◆ **What to do**
Check every line of the entries that follow, and copy the ones containing "supporter".

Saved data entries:
§
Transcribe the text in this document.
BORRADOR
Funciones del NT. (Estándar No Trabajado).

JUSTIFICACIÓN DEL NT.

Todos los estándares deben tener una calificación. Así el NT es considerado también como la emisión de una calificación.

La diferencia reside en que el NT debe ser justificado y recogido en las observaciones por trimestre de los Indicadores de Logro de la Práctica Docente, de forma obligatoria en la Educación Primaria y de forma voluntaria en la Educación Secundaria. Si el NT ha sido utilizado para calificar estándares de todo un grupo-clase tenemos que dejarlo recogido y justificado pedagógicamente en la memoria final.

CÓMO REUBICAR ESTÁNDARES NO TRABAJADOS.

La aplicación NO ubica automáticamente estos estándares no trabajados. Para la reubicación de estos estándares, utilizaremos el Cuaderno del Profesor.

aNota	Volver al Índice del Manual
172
§
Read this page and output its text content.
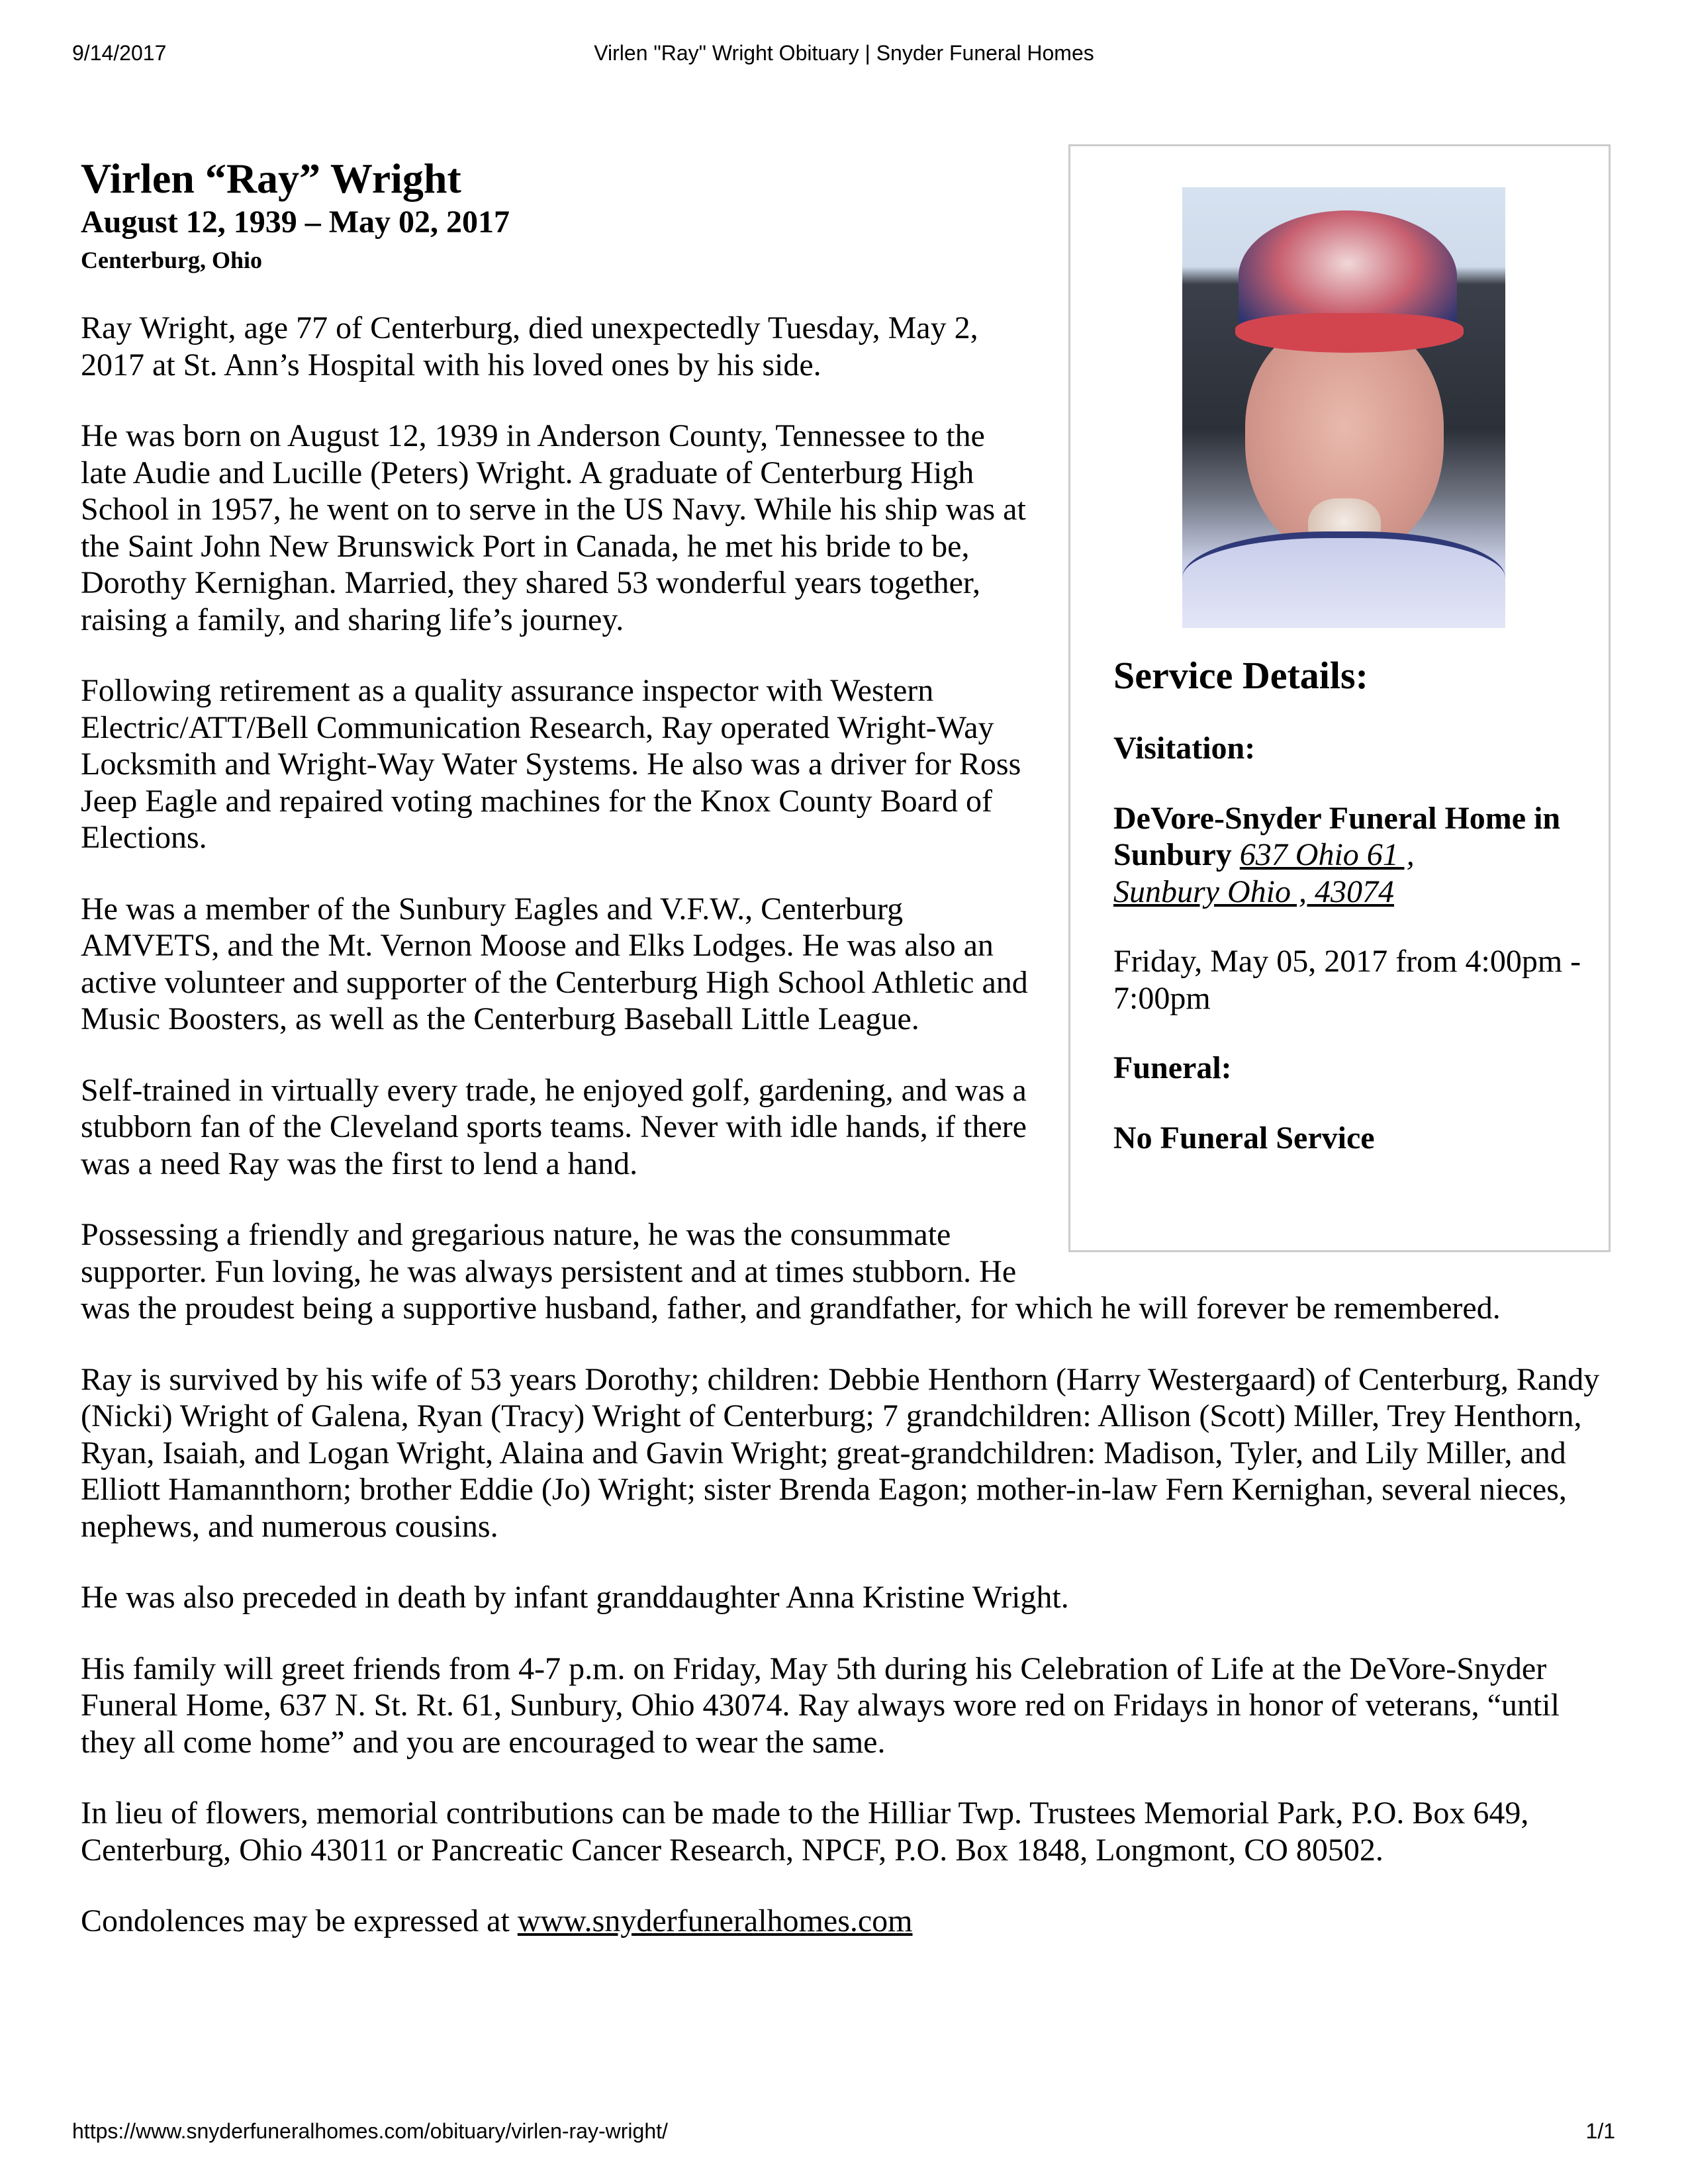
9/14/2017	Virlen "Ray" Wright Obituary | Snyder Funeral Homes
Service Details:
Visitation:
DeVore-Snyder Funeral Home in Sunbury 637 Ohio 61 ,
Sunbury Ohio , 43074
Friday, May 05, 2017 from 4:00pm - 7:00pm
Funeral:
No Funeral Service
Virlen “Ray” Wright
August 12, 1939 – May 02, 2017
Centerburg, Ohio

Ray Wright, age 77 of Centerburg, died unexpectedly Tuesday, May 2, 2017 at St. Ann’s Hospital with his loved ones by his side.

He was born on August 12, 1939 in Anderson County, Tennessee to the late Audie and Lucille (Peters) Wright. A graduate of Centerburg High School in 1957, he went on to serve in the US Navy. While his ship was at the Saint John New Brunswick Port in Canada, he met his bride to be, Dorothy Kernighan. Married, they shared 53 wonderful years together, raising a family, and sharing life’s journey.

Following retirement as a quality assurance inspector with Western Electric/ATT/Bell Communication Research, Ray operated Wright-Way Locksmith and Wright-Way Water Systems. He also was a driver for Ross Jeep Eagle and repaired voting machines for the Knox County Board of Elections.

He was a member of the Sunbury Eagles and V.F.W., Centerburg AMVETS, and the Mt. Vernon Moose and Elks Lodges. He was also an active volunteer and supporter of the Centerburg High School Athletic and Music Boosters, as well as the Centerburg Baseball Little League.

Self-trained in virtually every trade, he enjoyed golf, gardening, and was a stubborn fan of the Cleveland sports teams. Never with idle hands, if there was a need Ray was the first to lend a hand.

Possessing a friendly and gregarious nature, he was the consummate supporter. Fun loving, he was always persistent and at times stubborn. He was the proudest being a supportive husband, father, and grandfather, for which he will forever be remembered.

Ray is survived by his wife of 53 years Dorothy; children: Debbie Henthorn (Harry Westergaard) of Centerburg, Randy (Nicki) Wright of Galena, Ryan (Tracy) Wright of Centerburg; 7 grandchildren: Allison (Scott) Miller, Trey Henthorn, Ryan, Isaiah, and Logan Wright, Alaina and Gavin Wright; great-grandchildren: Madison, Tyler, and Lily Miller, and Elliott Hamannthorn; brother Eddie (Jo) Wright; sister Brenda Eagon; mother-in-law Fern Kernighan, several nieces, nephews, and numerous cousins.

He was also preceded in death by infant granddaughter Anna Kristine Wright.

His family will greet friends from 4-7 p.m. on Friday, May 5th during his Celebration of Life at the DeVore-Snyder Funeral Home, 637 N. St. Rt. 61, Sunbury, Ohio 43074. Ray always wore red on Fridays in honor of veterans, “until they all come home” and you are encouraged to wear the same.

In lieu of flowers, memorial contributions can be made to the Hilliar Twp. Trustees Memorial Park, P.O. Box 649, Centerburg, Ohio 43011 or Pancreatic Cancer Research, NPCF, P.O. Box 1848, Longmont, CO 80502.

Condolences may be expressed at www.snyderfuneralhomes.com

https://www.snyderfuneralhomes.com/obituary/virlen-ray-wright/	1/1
§
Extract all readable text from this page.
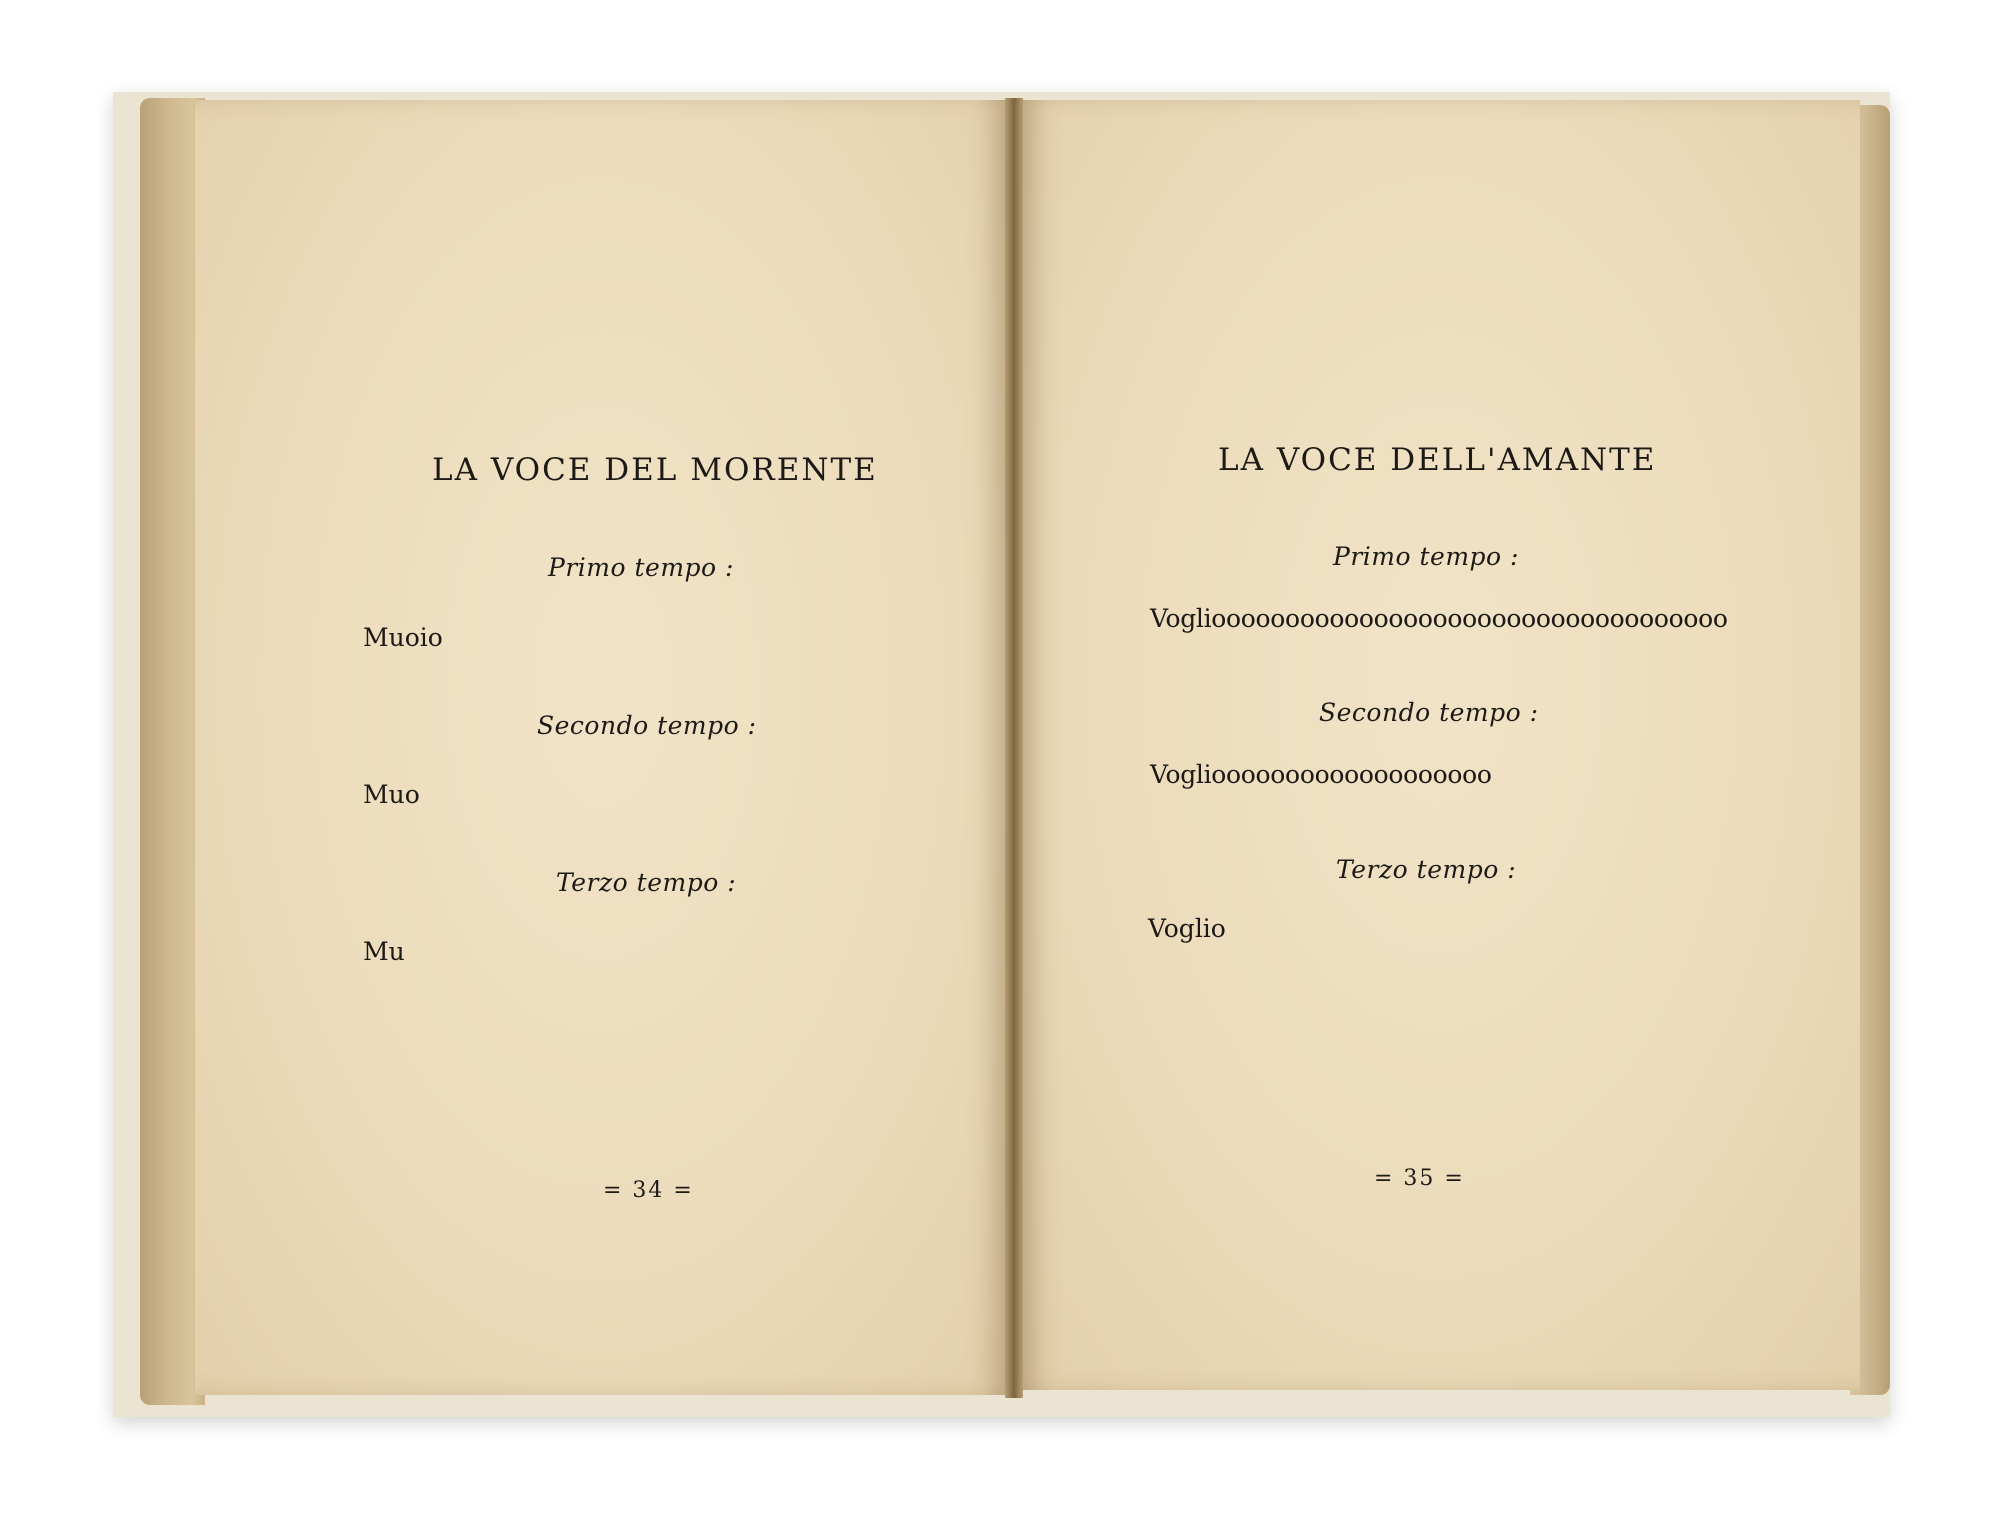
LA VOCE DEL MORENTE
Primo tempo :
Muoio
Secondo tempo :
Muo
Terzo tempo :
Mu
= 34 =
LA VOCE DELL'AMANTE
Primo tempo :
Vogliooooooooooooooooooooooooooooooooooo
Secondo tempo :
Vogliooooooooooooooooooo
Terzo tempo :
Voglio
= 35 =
§
◆ **Written reply**
He was a member of the Sunbury Eagles and V.F.W., Centerburg AMVETS, and the Mt. Vernon Moose and Elks Lodges. He was also an active volunteer and supporter of the Centerburg High School Athletic and Music Boosters, as well as the Centerburg Baseball Little League.
Possessing a friendly and gregarious nature, he was the consummate supporter. Fun loving, he was always persistent and at times stubborn. He was the proudest being a supportive husband, father, and grandfather, for which he will forever be remembered.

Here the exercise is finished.